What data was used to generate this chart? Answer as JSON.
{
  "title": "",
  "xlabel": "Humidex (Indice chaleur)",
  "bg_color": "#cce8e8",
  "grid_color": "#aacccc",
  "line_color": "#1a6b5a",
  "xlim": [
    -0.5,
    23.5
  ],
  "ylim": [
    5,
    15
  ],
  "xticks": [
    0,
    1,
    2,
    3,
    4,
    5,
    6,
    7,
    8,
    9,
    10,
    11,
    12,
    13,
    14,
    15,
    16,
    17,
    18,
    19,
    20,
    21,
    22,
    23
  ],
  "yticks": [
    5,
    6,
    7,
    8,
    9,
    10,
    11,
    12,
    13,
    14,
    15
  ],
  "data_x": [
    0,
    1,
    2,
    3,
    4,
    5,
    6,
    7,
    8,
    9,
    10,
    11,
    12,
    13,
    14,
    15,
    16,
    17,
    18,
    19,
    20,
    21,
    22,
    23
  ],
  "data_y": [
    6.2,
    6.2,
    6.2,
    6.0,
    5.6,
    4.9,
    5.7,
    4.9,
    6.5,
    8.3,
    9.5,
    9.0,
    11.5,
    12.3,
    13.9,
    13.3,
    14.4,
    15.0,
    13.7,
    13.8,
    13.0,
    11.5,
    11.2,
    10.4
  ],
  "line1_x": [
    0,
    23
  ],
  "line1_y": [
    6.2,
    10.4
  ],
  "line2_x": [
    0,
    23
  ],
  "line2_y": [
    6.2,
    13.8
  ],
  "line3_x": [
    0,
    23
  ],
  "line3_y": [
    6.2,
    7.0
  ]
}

□ □ □

** Aim of the exercise **
Reproduce every record, matching each line exactly.

** Finished answer **
What data was used to generate this chart? Answer as JSON.
{
  "title": "",
  "xlabel": "Humidex (Indice chaleur)",
  "bg_color": "#cce8e8",
  "grid_color": "#aacccc",
  "line_color": "#1a6b5a",
  "xlim": [
    -0.5,
    23.5
  ],
  "ylim": [
    5,
    15
  ],
  "xticks": [
    0,
    1,
    2,
    3,
    4,
    5,
    6,
    7,
    8,
    9,
    10,
    11,
    12,
    13,
    14,
    15,
    16,
    17,
    18,
    19,
    20,
    21,
    22,
    23
  ],
  "yticks": [
    5,
    6,
    7,
    8,
    9,
    10,
    11,
    12,
    13,
    14,
    15
  ],
  "data_x": [
    0,
    1,
    2,
    3,
    4,
    5,
    6,
    7,
    8,
    9,
    10,
    11,
    12,
    13,
    14,
    15,
    16,
    17,
    18,
    19,
    20,
    21,
    22,
    23
  ],
  "data_y": [
    6.2,
    6.2,
    6.2,
    6.0,
    5.6,
    4.9,
    5.7,
    4.9,
    6.5,
    8.3,
    9.5,
    9.0,
    11.5,
    12.3,
    13.9,
    13.3,
    14.4,
    15.0,
    13.7,
    13.8,
    13.0,
    11.5,
    11.2,
    10.4
  ],
  "line1_x": [
    0,
    23
  ],
  "line1_y": [
    6.2,
    10.4
  ],
  "line2_x": [
    0,
    23
  ],
  "line2_y": [
    6.2,
    13.8
  ],
  "line3_x": [
    0,
    23
  ],
  "line3_y": [
    6.2,
    7.0
  ]
}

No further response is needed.